Source ->
Storage isolation with OpenStack Services on OpenShift distributed zones

Building a truly reliable cloud environment requires more than redundancy. It demands architectural isolation to guarantee business continuity even when local infrastructure components fail. For environments leveraging high-speed, low-latency interconnections (i.e., large data centers or interconnected campus facilities), Red Hat OpenStack Services on OpenShift distributed zones (DZ) provide the necessary framework to deliver this level of resiliency. Distributed zones architecture is designed to allow cloud services to survive local and zone failures by splitting the cloud infrastructure into multiple autonomous failure domains similar to what is offered by public clouds.

While maximizing resiliency across these domains (e.g., racks, rows, or data centers), it still provides a unified experience through a single deployment, unified view, APIs, operations, and life cycle management. This allows organizations to strategically deploy workloads across zones to meet stringent service level agreements (SLAs). This article will explain how distributed zones leverage Red Hat OpenShift and OpenStack Services on OpenShift capabilities to achieve true operational isolation, focusing specifically on storage design.

General approach

Before we dive into storage considerations, let’s look at the bigger picture (Figure 1). To achieve true isolation, it’s necessary to isolate the control and data plane in case one zone goes down; the control plane still has two zones to rely on. It is especially important for services that are quorum based such as etcd and galera.

This graphic shows the distributed zone architecture for OpenStack Services on OpenShift. — Figure 1: High level view of OpenStack Services on OpenShift distributed zone architecture.

We need to ensure that the OpenShift and OpenStack Services on OpenShift control planes are evenly distributed. The architecture places one OpenShift master and a set of OpenShift workers per zone. We recommend having two or more workers per domain. Workers are the nodes hosting the OpenStack Services on OpenShift control plane services. Placing them across all zones ensures local resiliency.

In terms of storage, we follow the same principles: one dedicated backend per zone. This allows confining the blast radius of a zone failure, keeping workloads in the other zones running (Figure 2).

Source material ->

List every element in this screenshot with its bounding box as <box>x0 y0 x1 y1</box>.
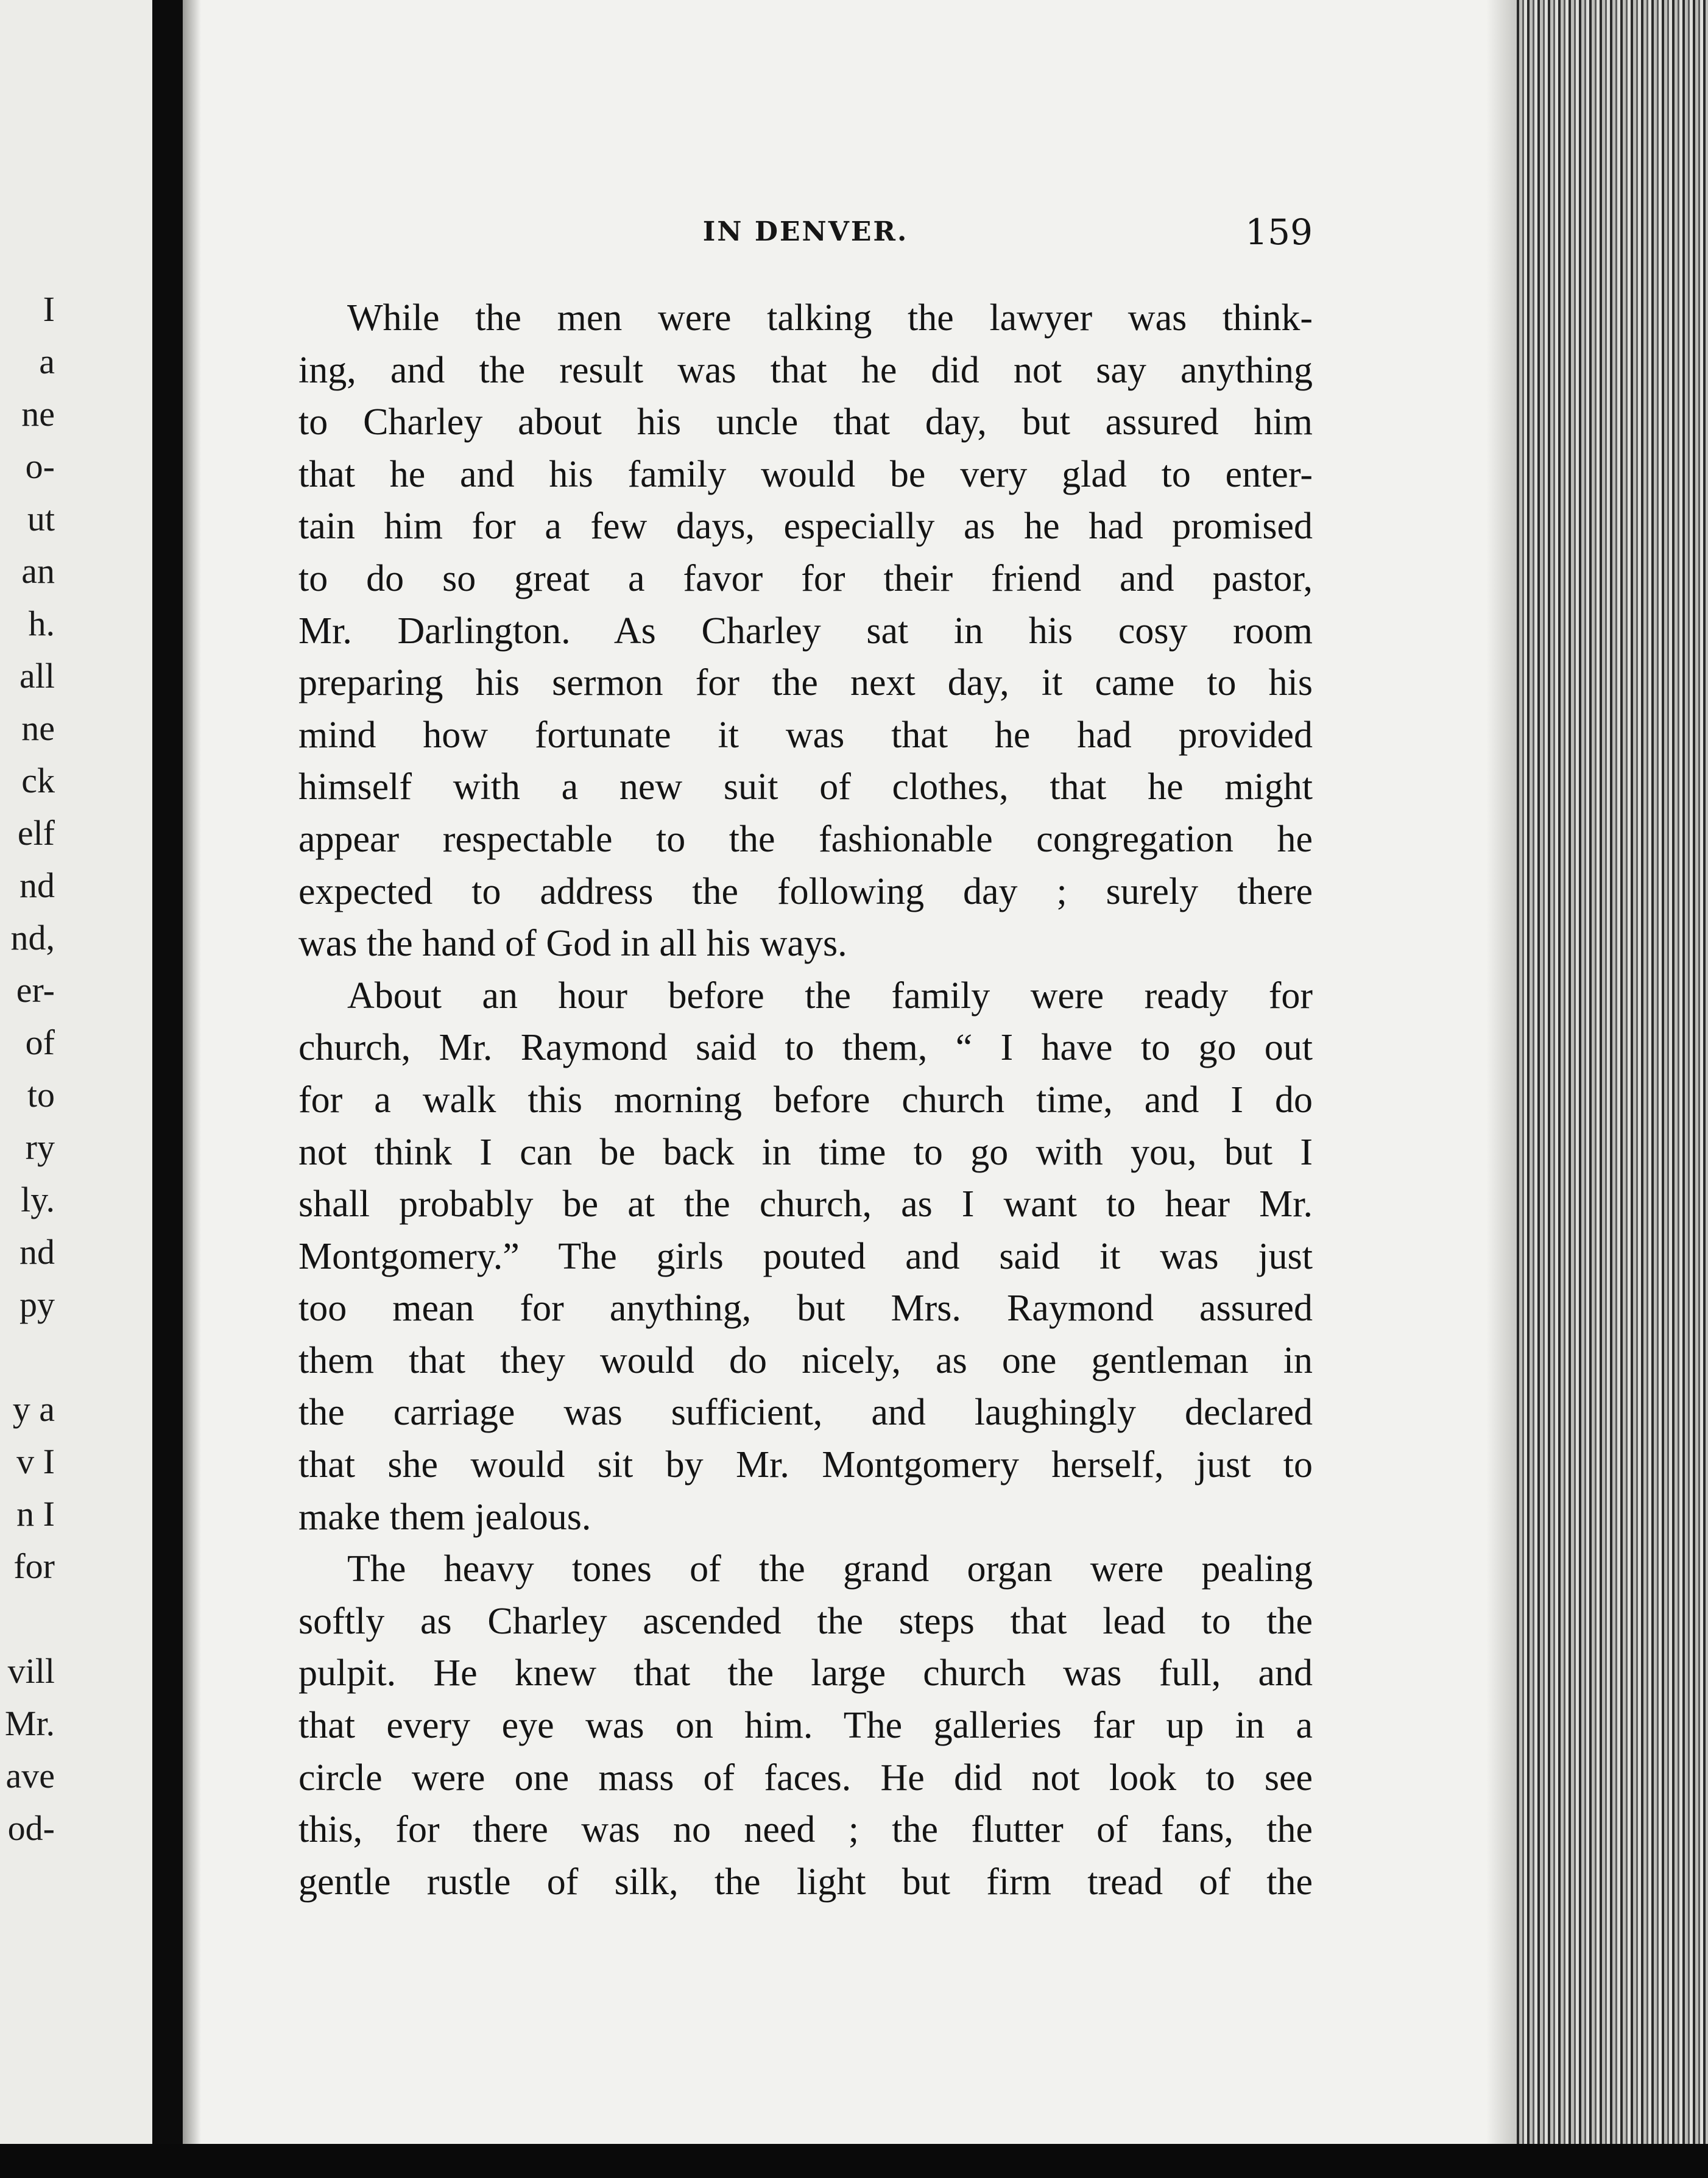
text-line: was the hand of God in all his ways. <box>298 923 847 965</box>
paragraph <box>298 1543 1313 1908</box>
left-fragment: ck <box>21 761 55 800</box>
text-line: ing, and the result was that he did not say anything <box>298 349 1313 391</box>
left-fragment: nd, <box>10 918 55 957</box>
left-fragment: elf <box>17 813 55 853</box>
text-line: them that they would do nicely, as one gentleman in <box>298 1339 1313 1381</box>
left-fragment: nd <box>19 865 55 905</box>
left-fragment: ly. <box>21 1180 55 1219</box>
text-line: While the men were talking the lawyer was think- <box>347 297 1313 339</box>
left-fragment: ne <box>21 708 55 748</box>
left-fragment: o- <box>25 446 55 486</box>
left-fragment: Mr. <box>4 1704 55 1743</box>
left-fragment: for <box>13 1546 55 1586</box>
running-head <box>298 211 1313 259</box>
left-fragment: n I <box>16 1494 55 1534</box>
paragraph <box>298 970 1313 1544</box>
text-line: expected to address the following day ; surely there <box>298 870 1313 912</box>
text-line: himself with a new suit of clothes, that he might <box>298 766 1313 808</box>
left-fragment <box>0 1593 146 1645</box>
text-line: preparing his sermon for the next day, it came to his <box>298 662 1313 704</box>
left-fragment: a <box>39 342 55 381</box>
text-line: that she would sit by Mr. Montgomery herself, just to <box>298 1444 1313 1486</box>
left-fragment: v I <box>16 1442 55 1481</box>
text-line: make them jealous. <box>298 1496 591 1538</box>
text-line: appear respectable to the fashionable congregation he <box>298 818 1313 860</box>
left-fragment: ave <box>5 1756 55 1796</box>
page-number: 159 <box>1245 211 1313 253</box>
text-line: to Charley about his uncle that day, but assured him <box>298 401 1313 443</box>
text-line: Montgomery.” The girls pouted and said it was just <box>298 1235 1313 1277</box>
left-fragment: vill <box>7 1651 55 1691</box>
book-gutter <box>152 0 183 2178</box>
paragraph <box>298 292 1313 970</box>
text-line: church, Mr. Raymond said to them, “ I have to go out <box>298 1027 1313 1069</box>
left-page-text-fragments <box>0 283 146 1855</box>
left-fragment <box>0 1331 146 1383</box>
scan-bottom-border <box>0 2144 1708 2178</box>
running-head-title: IN DENVER. <box>702 216 909 247</box>
text-line: tain him for a few days, especially as he had promised <box>298 506 1313 548</box>
text-line: About an hour before the family were ready for <box>347 974 1313 1017</box>
text-line: softly as Charley ascended the steps that lead to the <box>298 1600 1313 1642</box>
left-fragment: y a <box>12 1389 55 1429</box>
gutter-shadow <box>183 0 201 2178</box>
left-fragment: er- <box>16 970 55 1010</box>
left-fragment: ne <box>21 394 55 434</box>
left-fragment: h. <box>28 604 55 643</box>
text-line: pulpit. He knew that the large church was full, and <box>298 1652 1313 1694</box>
text-line: the carriage was sufficient, and laughingly declared <box>298 1392 1313 1434</box>
text-line: this, for there was no need ; the flutter of fans, the <box>298 1809 1313 1851</box>
page-edge-shadow <box>1486 0 1517 2178</box>
left-fragment: ut <box>27 499 55 538</box>
text-line: The heavy tones of the grand organ were pealing <box>347 1548 1313 1590</box>
text-line: not think I can be back in time to go with you, but I <box>298 1131 1313 1173</box>
text-line: mind how fortunate it was that he had provided <box>298 714 1313 756</box>
left-facing-page <box>0 0 152 2178</box>
left-fragment: of <box>25 1023 55 1062</box>
page-body <box>298 292 1313 1908</box>
text-line: that he and his family would be very glad to enter- <box>298 453 1313 495</box>
left-fragment: ry <box>25 1127 55 1167</box>
text-line: Mr. Darlington. As Charley sat in his cosy room <box>298 610 1313 652</box>
text-line: for a walk this morning before church time, and I do <box>298 1079 1313 1121</box>
left-fragment: all <box>19 656 55 696</box>
text-line: to do so great a favor for their friend and pastor, <box>298 557 1313 599</box>
text-line: gentle rustle of silk, the light but firm tread of the <box>298 1861 1313 1903</box>
text-line: that every eye was on him. The galleries far up in a <box>298 1705 1313 1747</box>
text-line: too mean for anything, but Mrs. Raymond assured <box>298 1288 1313 1330</box>
left-fragment: an <box>21 551 55 591</box>
left-fragment: I <box>43 289 55 329</box>
text-line: shall probably be at the church, as I want to hear Mr. <box>298 1183 1313 1225</box>
left-fragment: nd <box>19 1232 55 1272</box>
text-line: circle were one mass of faces. He did not look to see <box>298 1757 1313 1799</box>
left-fragment: od- <box>7 1808 55 1848</box>
left-fragment: to <box>27 1075 55 1115</box>
left-fragment: py <box>19 1285 55 1324</box>
page-edges-stack <box>1517 0 1708 2178</box>
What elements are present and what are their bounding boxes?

Exercises to complete ->
1 – Rewrite the stretch of the storage isolation article from "This graphic shows" through "ensures local resiliency.", changing "evenly" to "uniformly".
2 – Arrange the entries from the line that contains "text-line: was the" through the line that contains "left-fragment: nd, <box>10 918 55 957</box>" as a JSON list of strings, one string per line and no blank lines, covering only those lines.

Replies ->
1 –
This graphic shows the distributed zone architecture for OpenStack Services on OpenShift. — Figure 1: High level view of OpenStack Services on OpenShift distributed zone architecture.

We need to ensure that the OpenShift and OpenStack Services on OpenShift control planes are uniformly distributed. The architecture places one OpenShift master and a set of OpenShift workers per zone. We recommend having two or more workers per domain. Workers are the nodes hosting the OpenStack Services on OpenShift control plane services. Placing them across all zones ensures local resiliency.

2 –
[
  "text-line: was the hand of God in all his ways. <box>298 923 847 965</box>",
  "paragraph <box>298 1543 1313 1908</box>",
  "left-fragment: ck <box>21 761 55 800</box>",
  "text-line: ing, and the result was that he did not say anything <box>298 349 1313 391</box>",
  "left-fragment: nd, <box>10 918 55 957</box>"
]